— START OF Material provided —

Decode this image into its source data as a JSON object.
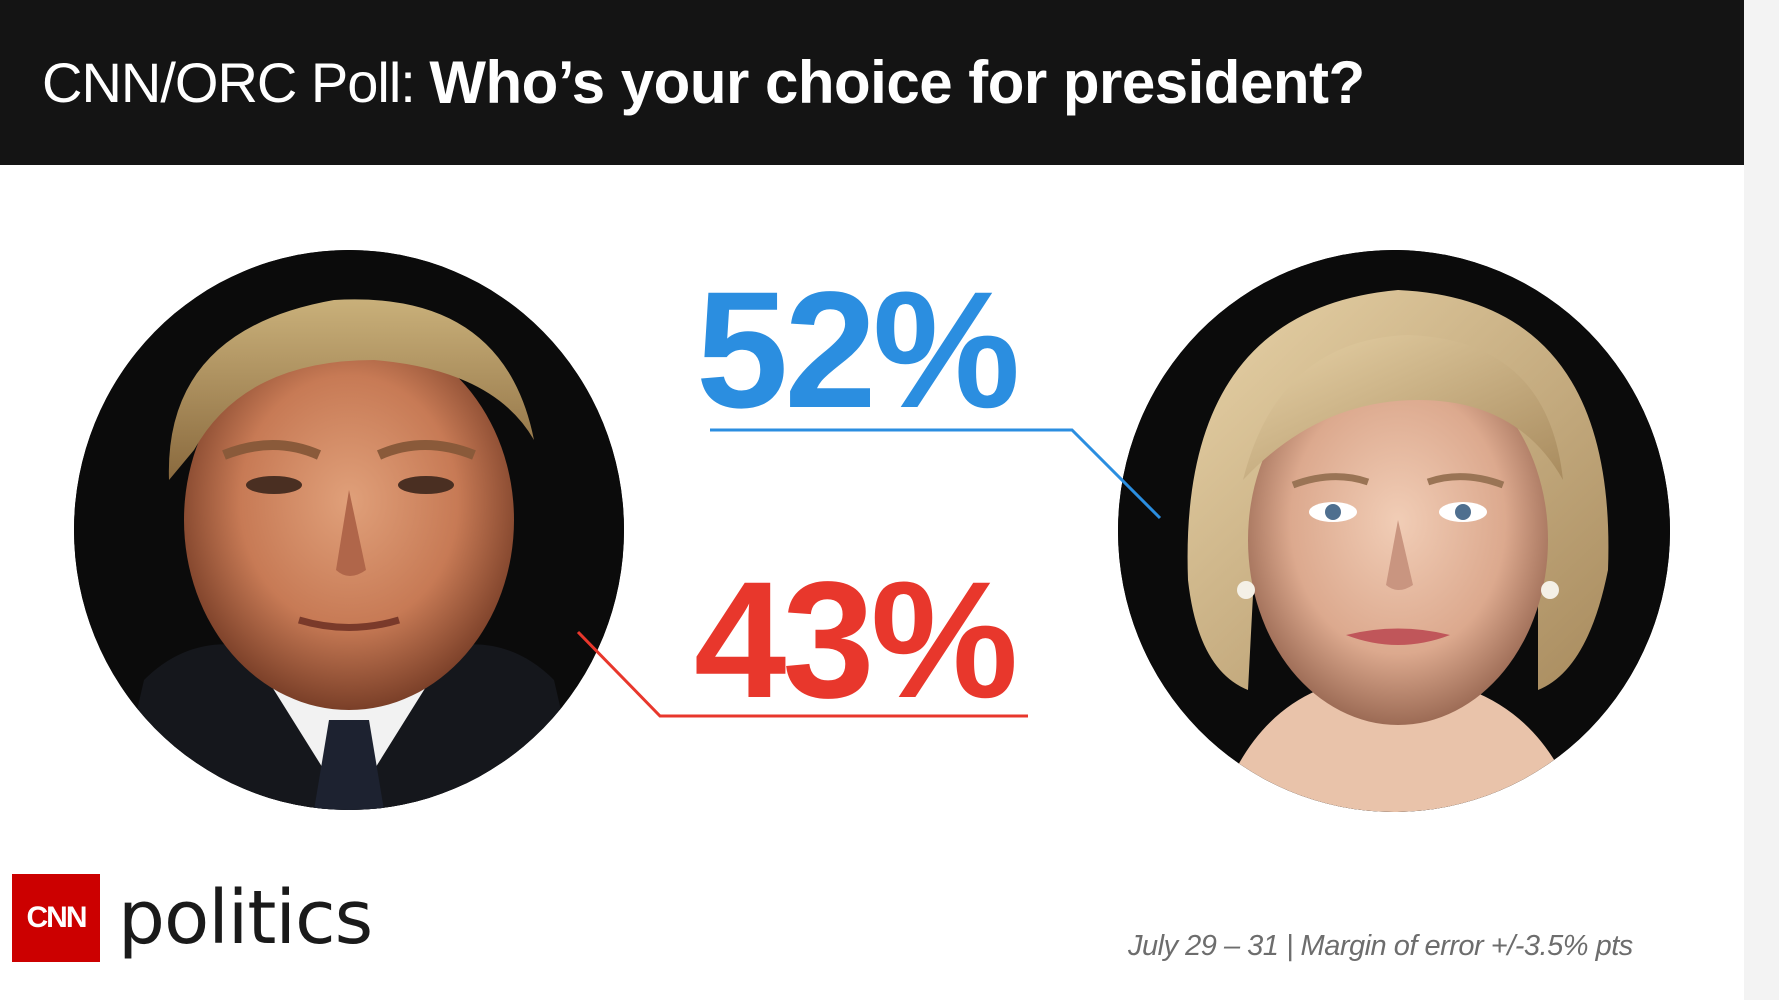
{
  "header": {
    "title_prefix": "CNN/ORC Poll: ",
    "title_main": "Who’s your choice for president?"
  },
  "results": {
    "clinton_pct": "52%",
    "trump_pct": "43%"
  },
  "colors": {
    "clinton_blue": "#2b8ee0",
    "trump_red": "#e8372c",
    "header_bg": "#141414",
    "logo_red": "#cc0000"
  },
  "brand": {
    "logo_text": "CNN",
    "wordmark": "politics"
  },
  "footer": {
    "note": "July 29 – 31 | Margin of error +/-3.5% pts"
  }
}
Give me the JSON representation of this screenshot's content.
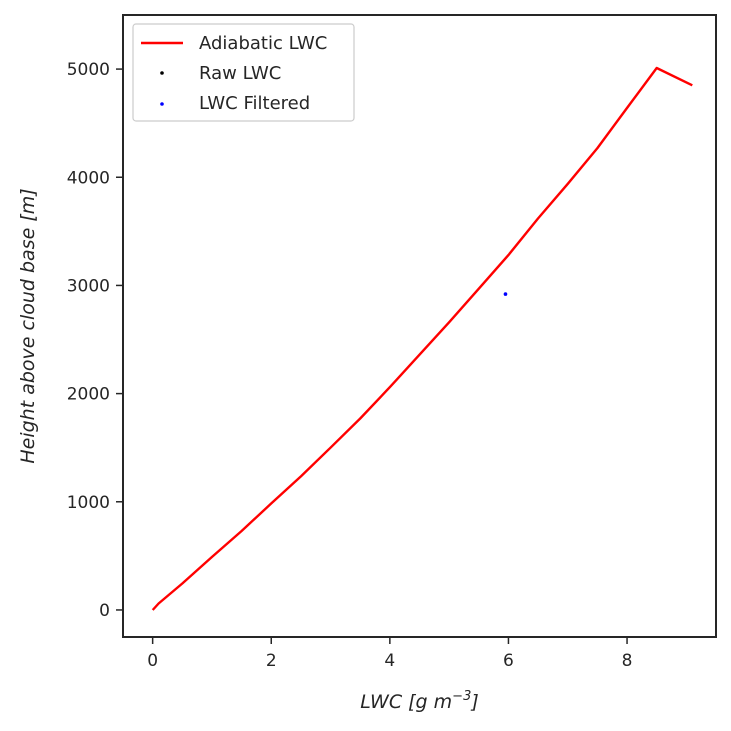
{
  "chart_data": {
    "type": "line",
    "title": "",
    "xlabel": "LWC [g m",
    "xlabel_sup": "−3",
    "xlabel_end": "]",
    "ylabel": "Height above cloud base [m]",
    "xlim": [
      -0.5,
      9.5
    ],
    "ylim": [
      -250,
      5500
    ],
    "x_ticks": [
      0,
      2,
      4,
      6,
      8
    ],
    "x_tick_labels": [
      "0",
      "2",
      "4",
      "6",
      "8"
    ],
    "y_ticks": [
      0,
      1000,
      2000,
      3000,
      4000,
      5000
    ],
    "y_tick_labels": [
      "0",
      "1000",
      "2000",
      "3000",
      "4000",
      "5000"
    ],
    "grid": false,
    "legend_position": "top-left",
    "series": [
      {
        "name": "Adiabatic LWC",
        "kind": "line",
        "color": "#ff0000",
        "x": [
          0.0,
          0.1,
          0.5,
          1.0,
          1.5,
          2.0,
          2.5,
          3.0,
          3.5,
          4.0,
          4.5,
          5.0,
          5.5,
          6.0,
          6.5,
          7.0,
          7.5,
          8.0,
          8.5,
          9.1
        ],
        "y": [
          0,
          60,
          245,
          490,
          730,
          985,
          1235,
          1500,
          1770,
          2060,
          2360,
          2660,
          2970,
          3280,
          3620,
          3940,
          4270,
          4640,
          5010,
          4850
        ]
      },
      {
        "name": "Raw LWC",
        "kind": "scatter",
        "color": "#000000",
        "x": [],
        "y": []
      },
      {
        "name": "LWC Filtered",
        "kind": "scatter",
        "color": "#0000ff",
        "x": [
          5.95
        ],
        "y": [
          2920
        ]
      }
    ]
  }
}
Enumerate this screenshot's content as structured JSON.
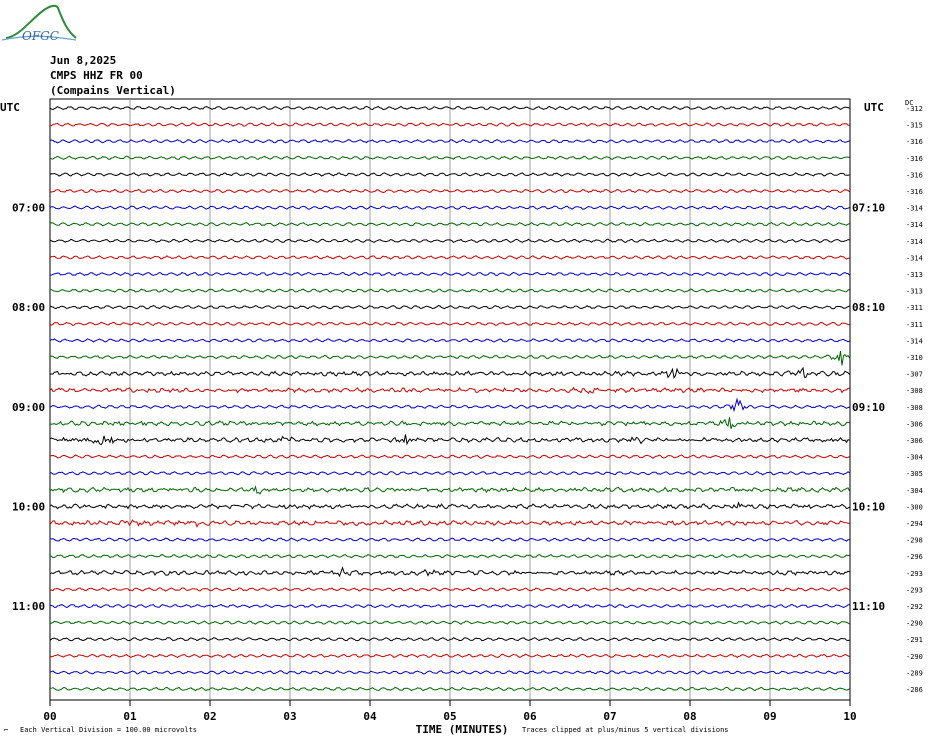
{
  "header": {
    "logo_text": "OFGC",
    "date": "Jun 8,2025",
    "station": "CMPS HHZ FR 00",
    "site": "(Compains Vertical)"
  },
  "chart_data": {
    "type": "line",
    "title": "Jun 8,2025",
    "xlabel": "TIME (MINUTES)",
    "ylabel": "UTC",
    "right_label": "UTC",
    "dc_header": "DC",
    "x_range": [
      0,
      10
    ],
    "x_ticks": [
      "00",
      "01",
      "02",
      "03",
      "04",
      "05",
      "06",
      "07",
      "08",
      "09",
      "10"
    ],
    "grid": true,
    "trace_colors": [
      "#000000",
      "#cc0000",
      "#0000cc",
      "#006600"
    ],
    "rows": 36,
    "left_time_labels": [
      {
        "row": 6,
        "label": "07:00"
      },
      {
        "row": 12,
        "label": "08:00"
      },
      {
        "row": 18,
        "label": "09:00"
      },
      {
        "row": 24,
        "label": "10:00"
      },
      {
        "row": 30,
        "label": "11:00"
      }
    ],
    "right_time_labels": [
      {
        "row": 6,
        "label": "07:10"
      },
      {
        "row": 12,
        "label": "08:10"
      },
      {
        "row": 18,
        "label": "09:10"
      },
      {
        "row": 24,
        "label": "10:10"
      },
      {
        "row": 30,
        "label": "11:10"
      }
    ],
    "dc_offsets": [
      -312,
      -315,
      -316,
      -316,
      -316,
      -316,
      -314,
      -314,
      -314,
      -314,
      -313,
      -313,
      -311,
      -311,
      -314,
      -310,
      -307,
      -308,
      -308,
      -306,
      -306,
      -304,
      -305,
      -304,
      -300,
      -294,
      -298,
      -296,
      -293,
      -293,
      -292,
      -290,
      -291,
      -290,
      -289,
      -286
    ],
    "events": [
      {
        "row": 15,
        "minute": 9.9,
        "amp": 9
      },
      {
        "row": 16,
        "minute": 7.8,
        "amp": 8
      },
      {
        "row": 16,
        "minute": 9.4,
        "amp": 6
      },
      {
        "row": 17,
        "minute": 6.7,
        "amp": 5
      },
      {
        "row": 18,
        "minute": 8.6,
        "amp": 8
      },
      {
        "row": 19,
        "minute": 8.5,
        "amp": 8
      },
      {
        "row": 20,
        "minute": 0.65,
        "amp": 14
      },
      {
        "row": 20,
        "minute": 2.95,
        "amp": 5
      },
      {
        "row": 20,
        "minute": 4.45,
        "amp": 6
      },
      {
        "row": 20,
        "minute": 7.35,
        "amp": 4
      },
      {
        "row": 23,
        "minute": 2.6,
        "amp": 5
      },
      {
        "row": 24,
        "minute": 8.6,
        "amp": 4
      },
      {
        "row": 25,
        "minute": 1.0,
        "amp": 3
      },
      {
        "row": 25,
        "minute": 1.85,
        "amp": 4
      },
      {
        "row": 28,
        "minute": 3.65,
        "amp": 4
      },
      {
        "row": 28,
        "minute": 4.7,
        "amp": 3
      }
    ],
    "noisy_rows": [
      16,
      17,
      19,
      20,
      23,
      24,
      25,
      28
    ]
  },
  "footer": {
    "vertical_division": "Each Vertical Division =  100.00 microvolts",
    "time_label": "TIME (MINUTES)",
    "clip_note": "Traces clipped at plus/minus 5 vertical divisions"
  }
}
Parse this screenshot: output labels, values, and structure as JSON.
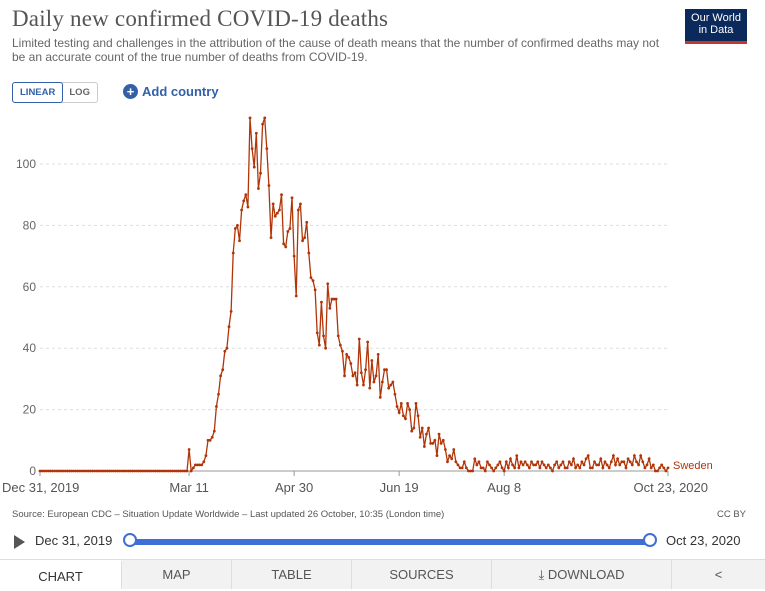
{
  "header": {
    "title": "Daily new confirmed COVID-19 deaths",
    "subtitle": "Limited testing and challenges in the attribution of the cause of death means that the number of confirmed deaths may not be an accurate count of the true number of deaths from COVID-19."
  },
  "logo": {
    "line1": "Our World",
    "line2": "in Data"
  },
  "controls": {
    "linear_label": "LINEAR",
    "log_label": "LOG",
    "add_country_label": "Add country",
    "active_scale": "linear"
  },
  "footer": {
    "source": "Source: European CDC – Situation Update Worldwide – Last updated 26 October, 10:35 (London time)",
    "license": "CC BY"
  },
  "timeline": {
    "start_label": "Dec 31, 2019",
    "end_label": "Oct 23, 2020"
  },
  "tabs": {
    "chart": "CHART",
    "map": "MAP",
    "table": "TABLE",
    "sources": "SOURCES",
    "download": "DOWNLOAD"
  },
  "colors": {
    "series": "#b13507",
    "accent": "#3f6fd4",
    "logo_bg": "#0b2a5b"
  },
  "chart_data": {
    "type": "line",
    "title": "Daily new confirmed COVID-19 deaths",
    "x_tick_labels": [
      "Dec 31, 2019",
      "Mar 11",
      "Apr 30",
      "Jun 19",
      "Aug 8",
      "Oct 23, 2020"
    ],
    "y_ticks": [
      0,
      20,
      40,
      60,
      80,
      100
    ],
    "ylim": [
      0,
      117
    ],
    "grid": true,
    "series": [
      {
        "name": "Sweden",
        "start_date": "2019-12-31",
        "values": [
          0,
          0,
          0,
          0,
          0,
          0,
          0,
          0,
          0,
          0,
          0,
          0,
          0,
          0,
          0,
          0,
          0,
          0,
          0,
          0,
          0,
          0,
          0,
          0,
          0,
          0,
          0,
          0,
          0,
          0,
          0,
          0,
          0,
          0,
          0,
          0,
          0,
          0,
          0,
          0,
          0,
          0,
          0,
          0,
          0,
          0,
          0,
          0,
          0,
          0,
          0,
          0,
          0,
          0,
          0,
          0,
          0,
          0,
          0,
          0,
          0,
          0,
          0,
          0,
          0,
          0,
          0,
          0,
          0,
          0,
          0,
          7,
          0,
          1,
          2,
          2,
          2,
          2,
          3,
          5,
          10,
          10,
          11,
          13,
          21,
          25,
          31,
          33,
          39,
          40,
          47,
          52,
          71,
          79,
          80,
          75,
          85,
          88,
          90,
          86,
          115,
          105,
          99,
          110,
          92,
          97,
          113,
          115,
          105,
          93,
          76,
          87,
          83,
          84,
          85,
          90,
          74,
          73,
          78,
          79,
          89,
          70,
          57,
          85,
          87,
          75,
          76,
          81,
          71,
          63,
          62,
          59,
          45,
          41,
          55,
          44,
          40,
          61,
          53,
          56,
          56,
          56,
          44,
          41,
          39,
          31,
          38,
          37,
          35,
          31,
          32,
          28,
          43,
          32,
          28,
          33,
          42,
          27,
          36,
          29,
          31,
          38,
          24,
          29,
          33,
          33,
          27,
          28,
          29,
          25,
          21,
          19,
          22,
          18,
          17,
          22,
          20,
          13,
          14,
          22,
          18,
          11,
          14,
          8,
          12,
          14,
          9,
          9,
          10,
          5,
          12,
          9,
          10,
          7,
          3,
          5,
          4,
          7,
          3,
          2,
          1,
          1,
          3,
          1,
          0,
          0,
          0,
          4,
          2,
          3,
          1,
          1,
          0,
          3,
          2,
          1,
          0,
          1,
          2,
          3,
          1,
          0,
          3,
          1,
          4,
          2,
          1,
          5,
          1,
          3,
          2,
          3,
          2,
          1,
          3,
          2,
          2,
          3,
          1,
          3,
          2,
          1,
          2,
          1,
          0,
          2,
          3,
          1,
          2,
          3,
          1,
          1,
          3,
          2,
          4,
          1,
          2,
          1,
          3,
          2,
          4,
          5,
          1,
          1,
          3,
          2,
          2,
          4,
          1,
          3,
          2,
          1,
          3,
          5,
          2,
          4,
          2,
          3,
          3,
          1,
          4,
          3,
          2,
          5,
          3,
          2,
          5,
          3,
          1,
          2,
          4,
          1,
          2,
          0,
          0,
          1,
          2,
          1,
          0,
          1
        ]
      }
    ]
  }
}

— END OF Material provided —

[What to produce]
Only lines that contain the word "MINUTES" are wanted; copy each of them.

[Exercise answer]
    "xlabel": "TIME (MINUTES)",
    "time_label": "TIME (MINUTES)",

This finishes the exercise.